Homemade Pita Bread

Once you start making this homemade pita bread recipe, you won't be able to stop! Soft, puffy, and flavorful, it beats any kind from the grocery store.

Pita bread

This homemade pita bread recipe comes from my friend Molly Yeh. It’s been on my list to try for years, but for one reason or another, I never made it until this spring. When I finally did, what Jack and I thought would be a fun, one-time cooking project turned into a full-on pita bread obsession. We started putting extra yogurt on the grocery list just so we could make it!

If you’re thinking, “Wait. Yogurt? In pita bread?”, you’re not crazy. It’s not a typical pita bread recipe ingredient.

But in my opinion, it’s what makes this pita bread so exceptional. It’s not only thicker, softer, and puffier than any other homemade or store-bought pita I’ve tried, but also it has a tangy, sourdough-like flavor. It’s just as delicious plain as it is with a filling or a dip, and as Molly writes, it’d make a pretty great sleeping bag too. If your experience is anything like ours, once you start making it, you won’t be able to stop.

## Data provided:
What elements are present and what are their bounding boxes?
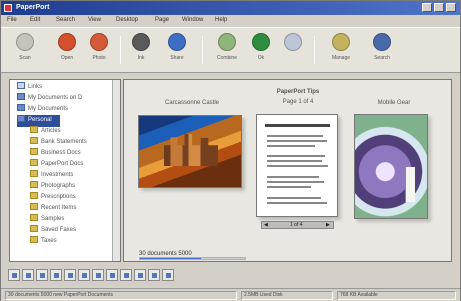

## Exercise:
Extend the homemade pita bread text, starting after its final sentence.

## Task output:
Ball of dough

How to Make Pita Bread

This pita bread recipe is easy to make! Here’s how it goes:

First, make the pita dough. Activate the yeast by mixing it with warm water and a teaspoon of sugar. When the yeast mixture foams, add it to the bowl of a stand mixer fitted with a paddle attachment, and mix it with the flour, salt, remaining sugar, oil, and yogurt. Knead the dough, either with the stand mixer on medium speed or by hand, until it’s soft and slightly sticky, 7 to 10 minutes.

Pita bread recipe dough

Once you’ve kneaded the dough, let it rise. Transfer it to an oiled bowl and cover it with a kitchen towel or plastic wrap. Set it aside for about 2 hours, or until the dough has doubled in size.

Balls of dough on baking sheets

Then, divide the dough into balls. This recipe makes 12 small flatbreads, so you’ll split it up into 12 equal parts. Cover the balls, and let the dough rest for 20 more minutes.

How to make pita bread

Next, roll out the pita bread! Use a rolling pin to roll the dough balls into 1/4 to 1/2-inch thick circles on a lightly floured surface. Keep any dough you’re not working with covered as you roll out the pita.

Dough on a baking sheet

Once you’ve rolled out all the dough, bake! Arrange the dough circles on two parchment-lined baking sheets. Bake one sheet at a time at 500°F until the pita bread is puffy and golden brown on top. That’s it! Transfer the freshly baked pita to a wire rack to cool, and enjoy.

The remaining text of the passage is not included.